Record set:
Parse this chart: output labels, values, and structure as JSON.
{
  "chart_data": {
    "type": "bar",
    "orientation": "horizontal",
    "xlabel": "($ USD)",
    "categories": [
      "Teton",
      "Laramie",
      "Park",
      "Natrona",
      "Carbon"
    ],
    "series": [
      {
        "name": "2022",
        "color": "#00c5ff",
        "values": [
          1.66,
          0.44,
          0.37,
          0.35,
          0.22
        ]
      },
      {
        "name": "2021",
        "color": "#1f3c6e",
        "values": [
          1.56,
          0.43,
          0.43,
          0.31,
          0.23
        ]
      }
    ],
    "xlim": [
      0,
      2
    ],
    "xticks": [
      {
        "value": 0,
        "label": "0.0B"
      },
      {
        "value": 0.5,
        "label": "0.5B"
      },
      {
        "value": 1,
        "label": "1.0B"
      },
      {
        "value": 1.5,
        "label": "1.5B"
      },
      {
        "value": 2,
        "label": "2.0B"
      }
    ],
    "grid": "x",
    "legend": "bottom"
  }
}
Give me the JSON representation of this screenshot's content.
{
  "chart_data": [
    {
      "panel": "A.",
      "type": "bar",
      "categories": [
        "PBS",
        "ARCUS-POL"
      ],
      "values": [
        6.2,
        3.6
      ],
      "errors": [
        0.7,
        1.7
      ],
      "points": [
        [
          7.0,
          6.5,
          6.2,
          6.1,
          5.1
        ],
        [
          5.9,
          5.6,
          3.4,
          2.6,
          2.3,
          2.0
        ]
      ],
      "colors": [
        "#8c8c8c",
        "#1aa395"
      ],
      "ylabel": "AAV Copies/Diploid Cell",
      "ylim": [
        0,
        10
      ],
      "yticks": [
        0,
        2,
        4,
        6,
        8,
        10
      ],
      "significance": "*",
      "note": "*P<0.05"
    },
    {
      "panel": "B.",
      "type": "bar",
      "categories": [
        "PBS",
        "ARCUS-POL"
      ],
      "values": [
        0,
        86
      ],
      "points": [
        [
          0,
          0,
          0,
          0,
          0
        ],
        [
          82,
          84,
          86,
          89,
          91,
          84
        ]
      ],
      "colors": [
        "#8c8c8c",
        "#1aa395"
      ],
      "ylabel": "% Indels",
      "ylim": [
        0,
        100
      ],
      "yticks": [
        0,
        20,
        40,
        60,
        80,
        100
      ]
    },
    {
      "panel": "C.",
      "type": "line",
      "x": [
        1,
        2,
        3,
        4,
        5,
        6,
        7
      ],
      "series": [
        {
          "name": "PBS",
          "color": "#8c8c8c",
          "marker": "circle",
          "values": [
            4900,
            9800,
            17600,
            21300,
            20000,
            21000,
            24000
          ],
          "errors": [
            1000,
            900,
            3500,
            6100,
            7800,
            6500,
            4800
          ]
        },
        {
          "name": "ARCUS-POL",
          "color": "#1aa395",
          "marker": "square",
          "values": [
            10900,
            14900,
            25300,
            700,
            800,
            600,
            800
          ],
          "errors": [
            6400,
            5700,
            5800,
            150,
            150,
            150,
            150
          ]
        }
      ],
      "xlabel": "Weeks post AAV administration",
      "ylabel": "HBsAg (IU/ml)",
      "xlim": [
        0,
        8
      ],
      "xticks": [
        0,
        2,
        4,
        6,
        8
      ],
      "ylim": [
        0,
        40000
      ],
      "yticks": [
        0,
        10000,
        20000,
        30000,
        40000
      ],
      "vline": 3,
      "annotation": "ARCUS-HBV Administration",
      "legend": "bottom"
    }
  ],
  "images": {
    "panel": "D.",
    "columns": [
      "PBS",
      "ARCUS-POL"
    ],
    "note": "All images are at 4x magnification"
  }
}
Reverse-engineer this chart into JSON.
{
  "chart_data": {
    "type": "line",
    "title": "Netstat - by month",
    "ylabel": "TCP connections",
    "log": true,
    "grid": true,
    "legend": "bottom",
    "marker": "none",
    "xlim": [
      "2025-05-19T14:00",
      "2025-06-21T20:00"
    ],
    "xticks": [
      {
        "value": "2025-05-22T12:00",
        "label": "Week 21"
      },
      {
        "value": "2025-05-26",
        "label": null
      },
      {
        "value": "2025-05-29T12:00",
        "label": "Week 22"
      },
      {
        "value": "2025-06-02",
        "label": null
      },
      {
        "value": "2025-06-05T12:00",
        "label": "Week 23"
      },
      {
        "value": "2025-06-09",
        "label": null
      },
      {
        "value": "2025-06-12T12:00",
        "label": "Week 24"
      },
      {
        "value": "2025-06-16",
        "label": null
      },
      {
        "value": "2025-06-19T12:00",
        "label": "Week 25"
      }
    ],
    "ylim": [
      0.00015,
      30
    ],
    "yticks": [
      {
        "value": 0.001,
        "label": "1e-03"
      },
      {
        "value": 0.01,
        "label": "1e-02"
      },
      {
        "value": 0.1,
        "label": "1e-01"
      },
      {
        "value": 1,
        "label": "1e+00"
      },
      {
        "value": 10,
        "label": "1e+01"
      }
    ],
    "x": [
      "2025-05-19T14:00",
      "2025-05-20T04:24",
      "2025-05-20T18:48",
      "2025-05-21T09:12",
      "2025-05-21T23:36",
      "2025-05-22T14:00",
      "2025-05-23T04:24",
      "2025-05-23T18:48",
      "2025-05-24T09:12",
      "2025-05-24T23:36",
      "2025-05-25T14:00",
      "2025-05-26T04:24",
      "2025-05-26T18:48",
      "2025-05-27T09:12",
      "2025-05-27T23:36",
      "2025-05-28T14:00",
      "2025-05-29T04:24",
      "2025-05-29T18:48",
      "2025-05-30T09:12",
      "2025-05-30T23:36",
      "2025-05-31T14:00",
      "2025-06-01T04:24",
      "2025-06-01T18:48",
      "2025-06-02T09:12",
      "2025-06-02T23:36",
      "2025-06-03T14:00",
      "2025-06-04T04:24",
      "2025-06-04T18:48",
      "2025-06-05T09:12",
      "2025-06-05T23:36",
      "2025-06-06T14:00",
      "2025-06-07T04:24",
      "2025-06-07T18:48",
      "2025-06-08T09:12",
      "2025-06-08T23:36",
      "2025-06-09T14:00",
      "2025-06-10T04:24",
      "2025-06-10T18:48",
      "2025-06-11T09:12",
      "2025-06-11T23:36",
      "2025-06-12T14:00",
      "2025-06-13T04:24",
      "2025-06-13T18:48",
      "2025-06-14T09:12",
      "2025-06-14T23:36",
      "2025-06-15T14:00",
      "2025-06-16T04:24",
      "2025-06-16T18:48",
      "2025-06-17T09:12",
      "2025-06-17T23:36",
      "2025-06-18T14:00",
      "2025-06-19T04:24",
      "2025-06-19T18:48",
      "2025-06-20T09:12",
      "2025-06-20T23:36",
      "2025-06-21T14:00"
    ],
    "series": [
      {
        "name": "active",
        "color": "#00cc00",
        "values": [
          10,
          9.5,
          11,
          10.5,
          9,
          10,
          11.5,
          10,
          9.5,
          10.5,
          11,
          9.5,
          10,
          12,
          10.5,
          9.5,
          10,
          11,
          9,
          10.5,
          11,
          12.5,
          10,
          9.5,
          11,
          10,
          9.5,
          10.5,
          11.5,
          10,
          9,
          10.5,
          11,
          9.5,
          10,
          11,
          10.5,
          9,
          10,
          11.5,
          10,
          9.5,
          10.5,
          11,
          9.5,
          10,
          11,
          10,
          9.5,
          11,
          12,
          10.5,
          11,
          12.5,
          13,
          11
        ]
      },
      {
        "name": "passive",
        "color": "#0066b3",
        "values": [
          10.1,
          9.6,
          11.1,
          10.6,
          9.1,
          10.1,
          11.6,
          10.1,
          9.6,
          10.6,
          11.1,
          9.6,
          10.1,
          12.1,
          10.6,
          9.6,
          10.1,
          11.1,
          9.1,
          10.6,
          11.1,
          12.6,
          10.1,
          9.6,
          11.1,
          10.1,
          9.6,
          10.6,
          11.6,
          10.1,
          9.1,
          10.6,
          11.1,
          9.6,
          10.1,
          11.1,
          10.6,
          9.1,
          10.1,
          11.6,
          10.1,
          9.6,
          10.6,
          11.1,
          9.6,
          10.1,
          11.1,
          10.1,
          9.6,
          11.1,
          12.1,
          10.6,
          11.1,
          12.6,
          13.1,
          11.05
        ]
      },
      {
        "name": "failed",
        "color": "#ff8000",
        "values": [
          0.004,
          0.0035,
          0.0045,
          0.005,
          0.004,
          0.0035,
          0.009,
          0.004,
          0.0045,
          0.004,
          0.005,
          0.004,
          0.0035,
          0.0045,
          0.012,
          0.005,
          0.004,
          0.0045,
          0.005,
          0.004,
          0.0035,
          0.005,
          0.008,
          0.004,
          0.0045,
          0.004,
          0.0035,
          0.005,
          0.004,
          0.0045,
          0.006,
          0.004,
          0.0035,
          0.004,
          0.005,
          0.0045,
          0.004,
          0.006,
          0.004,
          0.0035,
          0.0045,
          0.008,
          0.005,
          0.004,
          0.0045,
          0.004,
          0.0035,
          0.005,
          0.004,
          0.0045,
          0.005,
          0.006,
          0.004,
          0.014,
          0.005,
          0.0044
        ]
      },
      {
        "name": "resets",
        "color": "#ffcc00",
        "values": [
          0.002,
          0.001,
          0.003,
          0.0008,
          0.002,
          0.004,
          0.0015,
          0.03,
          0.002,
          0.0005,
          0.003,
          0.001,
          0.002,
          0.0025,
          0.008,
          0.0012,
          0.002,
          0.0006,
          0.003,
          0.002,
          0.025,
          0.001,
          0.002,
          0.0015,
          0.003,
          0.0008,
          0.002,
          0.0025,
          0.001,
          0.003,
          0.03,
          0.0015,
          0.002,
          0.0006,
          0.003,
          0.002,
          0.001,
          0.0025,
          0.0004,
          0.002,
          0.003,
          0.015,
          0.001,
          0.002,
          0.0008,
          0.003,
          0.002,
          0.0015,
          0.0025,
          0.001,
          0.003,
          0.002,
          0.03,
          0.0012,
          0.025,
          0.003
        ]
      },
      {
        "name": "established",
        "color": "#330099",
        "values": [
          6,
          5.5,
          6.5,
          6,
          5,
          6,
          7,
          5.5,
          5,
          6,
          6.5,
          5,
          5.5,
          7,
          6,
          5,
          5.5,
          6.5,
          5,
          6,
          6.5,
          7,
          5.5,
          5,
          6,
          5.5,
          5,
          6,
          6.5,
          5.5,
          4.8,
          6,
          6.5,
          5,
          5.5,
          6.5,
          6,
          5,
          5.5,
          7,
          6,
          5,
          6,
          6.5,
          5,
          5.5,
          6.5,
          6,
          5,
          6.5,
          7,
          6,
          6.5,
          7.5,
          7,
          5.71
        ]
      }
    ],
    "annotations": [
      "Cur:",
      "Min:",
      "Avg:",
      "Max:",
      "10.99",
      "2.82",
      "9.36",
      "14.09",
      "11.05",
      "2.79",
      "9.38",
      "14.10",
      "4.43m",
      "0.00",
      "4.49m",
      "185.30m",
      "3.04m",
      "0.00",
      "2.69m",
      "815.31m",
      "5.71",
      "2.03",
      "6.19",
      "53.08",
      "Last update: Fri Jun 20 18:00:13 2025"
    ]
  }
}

Work required: Extract lines where the string "bottom" occurs.

In response:
    "legend": "bottom"
      "legend": "bottom"
    "legend": "bottom",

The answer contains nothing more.